Set down each line of the items below word for word, covering every item.

(Data records)
○ ○ ○ ○
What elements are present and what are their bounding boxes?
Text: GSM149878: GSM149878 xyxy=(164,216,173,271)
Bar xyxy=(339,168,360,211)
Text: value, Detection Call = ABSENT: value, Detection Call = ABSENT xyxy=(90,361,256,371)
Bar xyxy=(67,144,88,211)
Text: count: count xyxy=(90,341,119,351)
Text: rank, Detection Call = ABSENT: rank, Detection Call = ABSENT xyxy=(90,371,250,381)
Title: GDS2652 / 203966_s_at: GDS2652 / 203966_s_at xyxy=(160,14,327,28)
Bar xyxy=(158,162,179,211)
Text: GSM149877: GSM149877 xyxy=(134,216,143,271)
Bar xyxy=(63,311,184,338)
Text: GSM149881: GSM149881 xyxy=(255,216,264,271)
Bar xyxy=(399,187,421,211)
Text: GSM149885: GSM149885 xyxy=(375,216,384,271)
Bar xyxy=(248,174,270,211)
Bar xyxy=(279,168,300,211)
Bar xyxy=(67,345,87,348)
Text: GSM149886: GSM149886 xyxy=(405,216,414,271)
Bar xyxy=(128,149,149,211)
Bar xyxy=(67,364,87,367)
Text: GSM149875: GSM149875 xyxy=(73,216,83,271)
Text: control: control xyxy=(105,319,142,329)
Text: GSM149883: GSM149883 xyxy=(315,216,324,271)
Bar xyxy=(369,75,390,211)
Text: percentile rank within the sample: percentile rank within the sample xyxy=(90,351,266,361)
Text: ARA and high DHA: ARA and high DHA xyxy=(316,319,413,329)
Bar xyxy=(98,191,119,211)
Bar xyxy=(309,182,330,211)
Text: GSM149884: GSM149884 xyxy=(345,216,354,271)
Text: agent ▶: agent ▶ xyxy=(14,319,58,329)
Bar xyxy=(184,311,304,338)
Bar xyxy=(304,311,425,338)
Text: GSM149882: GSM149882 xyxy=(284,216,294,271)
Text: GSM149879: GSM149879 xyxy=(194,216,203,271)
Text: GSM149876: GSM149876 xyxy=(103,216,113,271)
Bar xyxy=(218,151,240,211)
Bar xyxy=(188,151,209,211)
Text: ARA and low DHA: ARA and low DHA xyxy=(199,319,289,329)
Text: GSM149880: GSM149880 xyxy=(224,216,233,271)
○ ○ ○ ○
**CORRECT ANSWER:**
What elements are present and what are their bounding boxes?
Text: GSM149878: GSM149878 xyxy=(164,216,173,271)
Bar xyxy=(339,168,360,211)
Text: value, Detection Call = ABSENT: value, Detection Call = ABSENT xyxy=(90,361,256,371)
Bar xyxy=(67,144,88,211)
Text: count: count xyxy=(90,341,119,351)
Text: rank, Detection Call = ABSENT: rank, Detection Call = ABSENT xyxy=(90,371,250,381)
Title: GDS2652 / 203966_s_at: GDS2652 / 203966_s_at xyxy=(160,14,327,28)
Bar xyxy=(158,162,179,211)
Text: GSM149877: GSM149877 xyxy=(134,216,143,271)
Bar xyxy=(63,311,184,338)
Text: GSM149881: GSM149881 xyxy=(255,216,264,271)
Bar xyxy=(399,187,421,211)
Text: GSM149885: GSM149885 xyxy=(375,216,384,271)
Bar xyxy=(248,174,270,211)
Bar xyxy=(279,168,300,211)
Bar xyxy=(67,345,87,348)
Text: GSM149886: GSM149886 xyxy=(405,216,414,271)
Bar xyxy=(128,149,149,211)
Bar xyxy=(67,364,87,367)
Text: GSM149875: GSM149875 xyxy=(73,216,83,271)
Text: control: control xyxy=(105,319,142,329)
Text: GSM149883: GSM149883 xyxy=(315,216,324,271)
Bar xyxy=(369,75,390,211)
Text: percentile rank within the sample: percentile rank within the sample xyxy=(90,351,266,361)
Text: ARA and high DHA: ARA and high DHA xyxy=(316,319,413,329)
Bar xyxy=(98,191,119,211)
Bar xyxy=(309,182,330,211)
Text: GSM149884: GSM149884 xyxy=(345,216,354,271)
Text: agent ▶: agent ▶ xyxy=(14,319,58,329)
Bar xyxy=(184,311,304,338)
Bar xyxy=(304,311,425,338)
Text: GSM149882: GSM149882 xyxy=(284,216,294,271)
Text: GSM149879: GSM149879 xyxy=(194,216,203,271)
Text: GSM149876: GSM149876 xyxy=(103,216,113,271)
Bar xyxy=(218,151,240,211)
Bar xyxy=(188,151,209,211)
Text: ARA and low DHA: ARA and low DHA xyxy=(199,319,289,329)
Text: GSM149880: GSM149880 xyxy=(224,216,233,271)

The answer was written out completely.